--- Start Task inputs ---
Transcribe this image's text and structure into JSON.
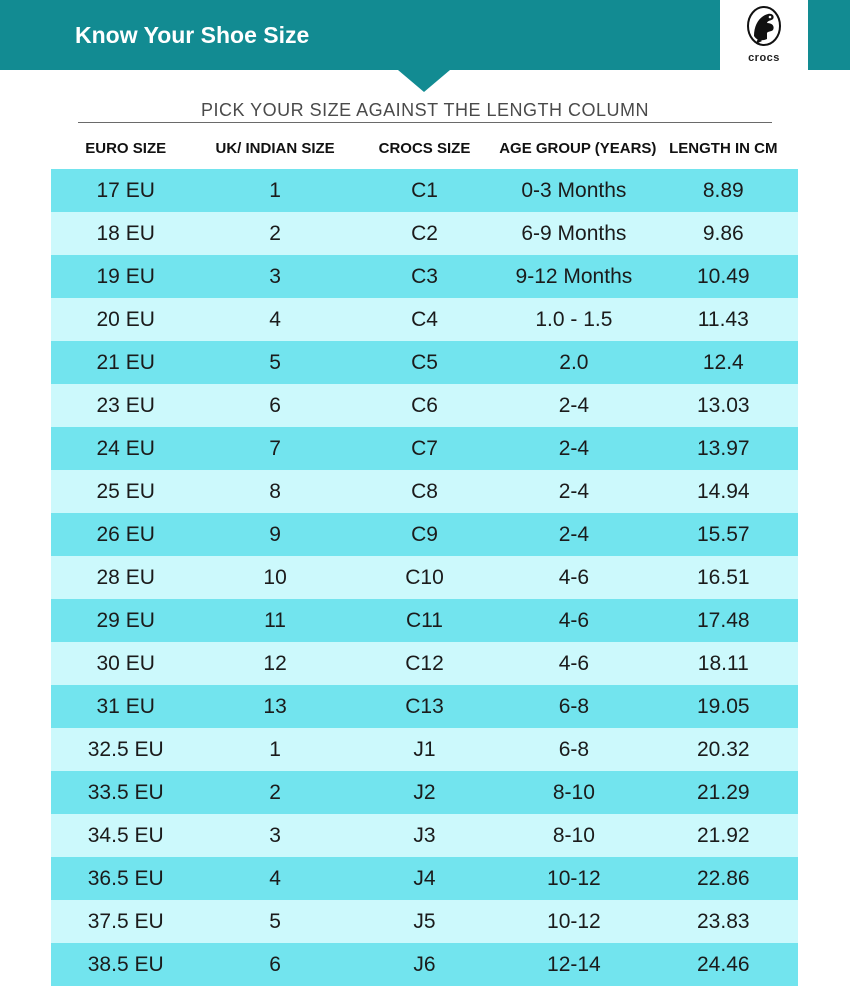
{
  "header": {
    "title": "Know Your Shoe Size",
    "brand": "crocs",
    "brand_icon": "crocodile-mascot-icon",
    "color": "#128b92"
  },
  "subtitle": "PICK YOUR SIZE AGAINST THE LENGTH COLUMN",
  "columns": [
    "EURO SIZE",
    "UK/ INDIAN SIZE",
    "CROCS SIZE",
    "AGE GROUP (YEARS)",
    "LENGTH IN CM"
  ],
  "row_colors": {
    "odd": "#72e4ee",
    "even": "#ccf9fc"
  },
  "rows": [
    [
      "17 EU",
      "1",
      "C1",
      "0-3 Months",
      "8.89"
    ],
    [
      "18 EU",
      "2",
      "C2",
      "6-9 Months",
      "9.86"
    ],
    [
      "19 EU",
      "3",
      "C3",
      "9-12 Months",
      "10.49"
    ],
    [
      "20 EU",
      "4",
      "C4",
      "1.0 - 1.5",
      "11.43"
    ],
    [
      "21 EU",
      "5",
      "C5",
      "2.0",
      "12.4"
    ],
    [
      "23 EU",
      "6",
      "C6",
      "2-4",
      "13.03"
    ],
    [
      "24 EU",
      "7",
      "C7",
      "2-4",
      "13.97"
    ],
    [
      "25 EU",
      "8",
      "C8",
      "2-4",
      "14.94"
    ],
    [
      "26 EU",
      "9",
      "C9",
      "2-4",
      "15.57"
    ],
    [
      "28 EU",
      "10",
      "C10",
      "4-6",
      "16.51"
    ],
    [
      "29 EU",
      "11",
      "C11",
      "4-6",
      "17.48"
    ],
    [
      "30 EU",
      "12",
      "C12",
      "4-6",
      "18.11"
    ],
    [
      "31 EU",
      "13",
      "C13",
      "6-8",
      "19.05"
    ],
    [
      "32.5 EU",
      "1",
      "J1",
      "6-8",
      "20.32"
    ],
    [
      "33.5 EU",
      "2",
      "J2",
      "8-10",
      "21.29"
    ],
    [
      "34.5 EU",
      "3",
      "J3",
      "8-10",
      "21.92"
    ],
    [
      "36.5 EU",
      "4",
      "J4",
      "10-12",
      "22.86"
    ],
    [
      "37.5 EU",
      "5",
      "J5",
      "10-12",
      "23.83"
    ],
    [
      "38.5 EU",
      "6",
      "J6",
      "12-14",
      "24.46"
    ]
  ]
}
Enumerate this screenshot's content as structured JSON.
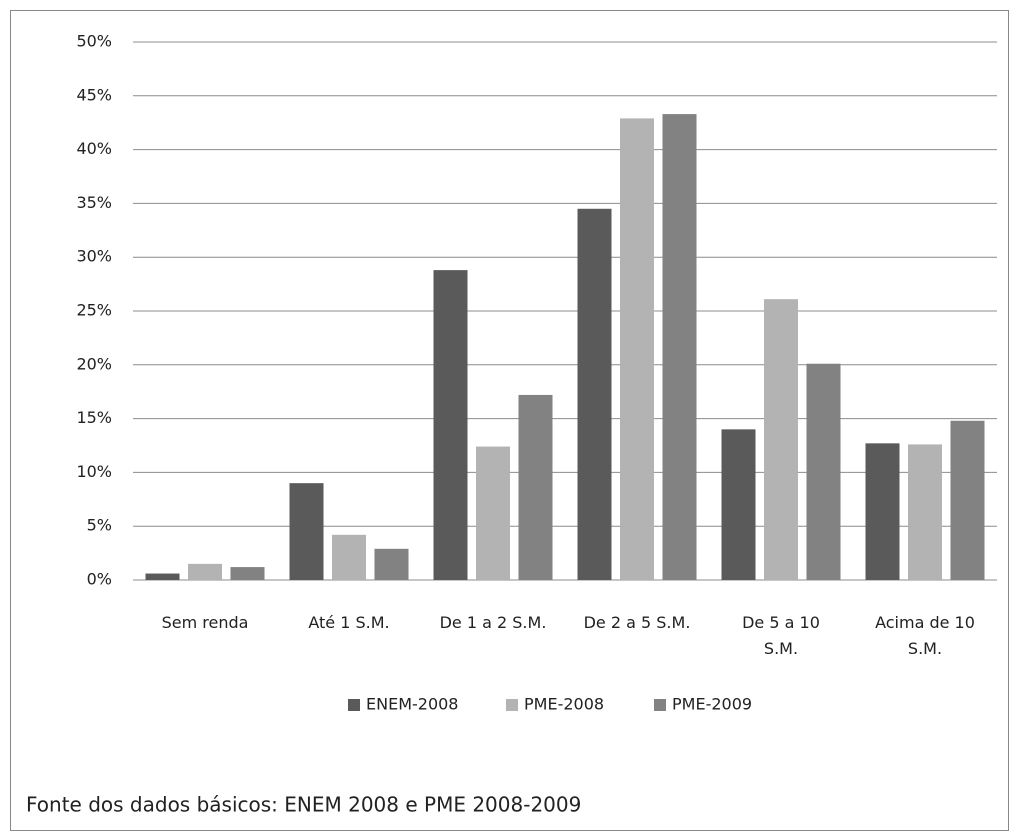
{
  "chart_data": {
    "type": "bar",
    "categories": [
      "Sem renda",
      "Até 1 S.M.",
      "De 1 a 2 S.M.",
      "De 2 a 5 S.M.",
      "De 5 a 10\nS.M.",
      "Acima de 10\nS.M."
    ],
    "series": [
      {
        "name": "ENEM-2008",
        "color": "#5a5a5a",
        "values": [
          0.6,
          9.0,
          28.8,
          34.5,
          14.0,
          12.7
        ]
      },
      {
        "name": "PME-2008",
        "color": "#b3b3b3",
        "values": [
          1.5,
          4.2,
          12.4,
          42.9,
          26.1,
          12.6
        ]
      },
      {
        "name": "PME-2009",
        "color": "#828282",
        "values": [
          1.2,
          2.9,
          17.2,
          43.3,
          20.1,
          14.8
        ]
      }
    ],
    "ylim": [
      0,
      50
    ],
    "yticks": [
      {
        "value": 0,
        "label": "0%"
      },
      {
        "value": 5,
        "label": "5%"
      },
      {
        "value": 10,
        "label": "10%"
      },
      {
        "value": 15,
        "label": "15%"
      },
      {
        "value": 20,
        "label": "20%"
      },
      {
        "value": 25,
        "label": "25%"
      },
      {
        "value": 30,
        "label": "30%"
      },
      {
        "value": 35,
        "label": "35%"
      },
      {
        "value": 40,
        "label": "40%"
      },
      {
        "value": 45,
        "label": "45%"
      },
      {
        "value": 50,
        "label": "50%"
      }
    ],
    "grid": true,
    "legend": "bottom",
    "note": "Fonte dos dados básicos: ENEM 2008  e PME 2008-2009"
  }
}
--- End Task inputs ---
Given problem: Copy each line of the records above that carries the word "name".

Worked answer:
        "name": "ENEM-2008",
        "name": "PME-2008",
        "name": "PME-2009",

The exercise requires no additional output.